===== Information shown =====

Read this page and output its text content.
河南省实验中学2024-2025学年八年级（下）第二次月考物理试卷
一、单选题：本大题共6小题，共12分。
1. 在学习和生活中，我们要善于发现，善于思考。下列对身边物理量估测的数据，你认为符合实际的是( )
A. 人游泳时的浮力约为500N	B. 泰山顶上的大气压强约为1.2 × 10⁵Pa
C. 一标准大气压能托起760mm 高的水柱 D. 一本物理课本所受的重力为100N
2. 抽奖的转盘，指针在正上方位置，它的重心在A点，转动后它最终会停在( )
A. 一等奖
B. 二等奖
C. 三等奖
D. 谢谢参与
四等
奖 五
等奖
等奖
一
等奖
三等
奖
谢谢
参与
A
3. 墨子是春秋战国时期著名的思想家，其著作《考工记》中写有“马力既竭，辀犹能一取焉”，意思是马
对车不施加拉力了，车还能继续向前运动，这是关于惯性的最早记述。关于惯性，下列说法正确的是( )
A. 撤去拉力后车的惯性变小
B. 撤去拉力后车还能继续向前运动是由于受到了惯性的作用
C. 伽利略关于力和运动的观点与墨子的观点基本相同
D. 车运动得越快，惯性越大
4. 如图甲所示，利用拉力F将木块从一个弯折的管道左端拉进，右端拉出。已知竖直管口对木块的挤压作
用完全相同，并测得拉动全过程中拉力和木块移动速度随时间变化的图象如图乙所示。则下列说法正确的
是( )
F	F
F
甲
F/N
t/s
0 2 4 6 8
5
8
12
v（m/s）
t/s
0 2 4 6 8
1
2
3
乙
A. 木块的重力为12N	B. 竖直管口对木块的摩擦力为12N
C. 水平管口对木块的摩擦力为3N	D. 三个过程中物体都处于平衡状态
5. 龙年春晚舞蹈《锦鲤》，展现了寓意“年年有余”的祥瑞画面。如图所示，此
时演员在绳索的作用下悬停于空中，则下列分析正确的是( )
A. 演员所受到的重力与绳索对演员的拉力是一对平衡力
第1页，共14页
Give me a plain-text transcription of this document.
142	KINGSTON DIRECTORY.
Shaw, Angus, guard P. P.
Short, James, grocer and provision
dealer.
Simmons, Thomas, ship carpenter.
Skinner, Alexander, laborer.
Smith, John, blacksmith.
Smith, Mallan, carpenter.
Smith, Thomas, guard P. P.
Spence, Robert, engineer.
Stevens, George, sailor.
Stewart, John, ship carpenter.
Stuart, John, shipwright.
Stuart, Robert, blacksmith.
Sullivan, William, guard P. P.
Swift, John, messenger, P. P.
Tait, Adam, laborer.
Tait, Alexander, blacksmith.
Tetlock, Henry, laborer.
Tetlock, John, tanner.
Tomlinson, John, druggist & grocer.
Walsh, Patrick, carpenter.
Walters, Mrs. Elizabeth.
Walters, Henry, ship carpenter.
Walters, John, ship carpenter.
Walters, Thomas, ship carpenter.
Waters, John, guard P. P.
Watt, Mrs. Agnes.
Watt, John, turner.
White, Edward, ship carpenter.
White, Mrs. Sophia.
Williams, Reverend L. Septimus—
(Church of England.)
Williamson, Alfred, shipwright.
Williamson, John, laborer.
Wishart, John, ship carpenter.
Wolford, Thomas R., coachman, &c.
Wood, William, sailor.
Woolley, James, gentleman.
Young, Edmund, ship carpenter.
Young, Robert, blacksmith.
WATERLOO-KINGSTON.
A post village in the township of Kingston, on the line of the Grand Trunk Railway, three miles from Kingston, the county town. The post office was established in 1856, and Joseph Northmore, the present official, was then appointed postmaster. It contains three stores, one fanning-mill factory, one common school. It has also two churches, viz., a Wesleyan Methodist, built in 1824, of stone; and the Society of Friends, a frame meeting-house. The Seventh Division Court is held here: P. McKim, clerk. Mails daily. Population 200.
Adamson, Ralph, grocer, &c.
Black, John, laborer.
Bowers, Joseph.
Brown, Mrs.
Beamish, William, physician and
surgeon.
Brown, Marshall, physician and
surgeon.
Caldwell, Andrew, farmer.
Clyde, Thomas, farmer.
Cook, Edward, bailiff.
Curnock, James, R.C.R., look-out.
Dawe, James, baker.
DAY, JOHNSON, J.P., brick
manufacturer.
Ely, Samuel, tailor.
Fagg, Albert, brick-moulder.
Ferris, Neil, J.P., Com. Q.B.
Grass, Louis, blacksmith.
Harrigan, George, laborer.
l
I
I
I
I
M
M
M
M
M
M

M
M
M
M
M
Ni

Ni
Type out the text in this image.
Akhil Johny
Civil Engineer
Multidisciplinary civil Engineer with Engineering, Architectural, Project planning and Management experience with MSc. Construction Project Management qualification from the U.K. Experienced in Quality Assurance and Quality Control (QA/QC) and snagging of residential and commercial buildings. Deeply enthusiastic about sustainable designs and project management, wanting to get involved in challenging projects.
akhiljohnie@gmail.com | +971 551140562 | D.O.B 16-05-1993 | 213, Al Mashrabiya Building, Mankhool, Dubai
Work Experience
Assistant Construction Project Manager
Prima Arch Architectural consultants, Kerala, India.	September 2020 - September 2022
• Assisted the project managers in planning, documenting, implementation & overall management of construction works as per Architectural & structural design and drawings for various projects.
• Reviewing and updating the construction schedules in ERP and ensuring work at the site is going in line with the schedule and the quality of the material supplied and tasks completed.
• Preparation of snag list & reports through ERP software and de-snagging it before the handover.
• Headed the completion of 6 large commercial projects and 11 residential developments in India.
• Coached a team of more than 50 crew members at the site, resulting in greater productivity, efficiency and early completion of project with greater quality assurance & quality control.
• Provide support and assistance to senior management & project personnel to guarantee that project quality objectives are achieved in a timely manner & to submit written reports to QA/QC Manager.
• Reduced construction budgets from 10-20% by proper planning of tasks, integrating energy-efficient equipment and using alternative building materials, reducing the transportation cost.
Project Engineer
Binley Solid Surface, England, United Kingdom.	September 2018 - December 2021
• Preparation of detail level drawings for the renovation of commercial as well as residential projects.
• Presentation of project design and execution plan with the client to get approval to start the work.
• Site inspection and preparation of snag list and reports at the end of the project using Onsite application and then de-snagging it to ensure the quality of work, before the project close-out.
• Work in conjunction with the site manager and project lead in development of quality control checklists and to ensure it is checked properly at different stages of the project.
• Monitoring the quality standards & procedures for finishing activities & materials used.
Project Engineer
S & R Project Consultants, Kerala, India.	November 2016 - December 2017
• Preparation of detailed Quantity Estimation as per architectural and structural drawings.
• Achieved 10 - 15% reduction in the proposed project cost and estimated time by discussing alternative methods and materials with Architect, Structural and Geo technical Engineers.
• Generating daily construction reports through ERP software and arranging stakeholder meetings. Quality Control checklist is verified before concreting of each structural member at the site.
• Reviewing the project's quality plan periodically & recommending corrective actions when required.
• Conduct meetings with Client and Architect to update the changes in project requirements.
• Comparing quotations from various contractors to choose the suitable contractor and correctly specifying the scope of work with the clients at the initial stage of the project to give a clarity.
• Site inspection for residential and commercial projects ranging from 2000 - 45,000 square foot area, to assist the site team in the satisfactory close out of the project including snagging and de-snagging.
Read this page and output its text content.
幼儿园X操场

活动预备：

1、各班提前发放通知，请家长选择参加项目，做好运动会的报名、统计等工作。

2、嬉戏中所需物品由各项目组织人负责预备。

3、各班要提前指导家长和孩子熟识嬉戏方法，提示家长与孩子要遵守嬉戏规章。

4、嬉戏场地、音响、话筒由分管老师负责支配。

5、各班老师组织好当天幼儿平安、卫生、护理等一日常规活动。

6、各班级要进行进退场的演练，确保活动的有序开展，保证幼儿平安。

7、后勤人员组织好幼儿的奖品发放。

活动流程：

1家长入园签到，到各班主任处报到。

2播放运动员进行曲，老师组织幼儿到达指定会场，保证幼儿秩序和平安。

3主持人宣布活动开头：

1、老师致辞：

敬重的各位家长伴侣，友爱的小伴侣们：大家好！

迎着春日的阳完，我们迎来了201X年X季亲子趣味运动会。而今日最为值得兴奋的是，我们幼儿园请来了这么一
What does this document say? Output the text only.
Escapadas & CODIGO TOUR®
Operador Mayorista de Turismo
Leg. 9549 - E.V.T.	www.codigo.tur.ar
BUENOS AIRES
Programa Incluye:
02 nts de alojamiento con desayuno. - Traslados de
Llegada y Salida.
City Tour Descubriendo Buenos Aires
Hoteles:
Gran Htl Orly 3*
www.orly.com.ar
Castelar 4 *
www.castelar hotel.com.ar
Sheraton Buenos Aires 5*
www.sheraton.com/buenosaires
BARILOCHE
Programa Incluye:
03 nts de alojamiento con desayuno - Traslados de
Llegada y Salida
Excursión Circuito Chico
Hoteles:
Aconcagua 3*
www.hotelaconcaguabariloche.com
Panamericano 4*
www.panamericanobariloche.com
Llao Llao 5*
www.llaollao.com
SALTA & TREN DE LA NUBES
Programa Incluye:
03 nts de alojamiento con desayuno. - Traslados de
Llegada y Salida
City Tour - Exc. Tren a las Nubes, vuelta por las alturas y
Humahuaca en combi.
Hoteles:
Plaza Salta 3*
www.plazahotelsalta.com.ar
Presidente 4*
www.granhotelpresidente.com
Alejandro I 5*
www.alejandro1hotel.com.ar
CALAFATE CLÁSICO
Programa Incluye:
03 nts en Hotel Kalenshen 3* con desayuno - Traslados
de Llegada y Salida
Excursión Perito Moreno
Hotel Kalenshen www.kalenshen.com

=====

Problem to solve » Copy out every line of the data that includes the word "blacksmith".

Output for this exercise »
Smith, John, blacksmith.
Stuart, Robert, blacksmith.
Tait, Alexander, blacksmith.
Young, Robert, blacksmith.
Grass, Louis, blacksmith.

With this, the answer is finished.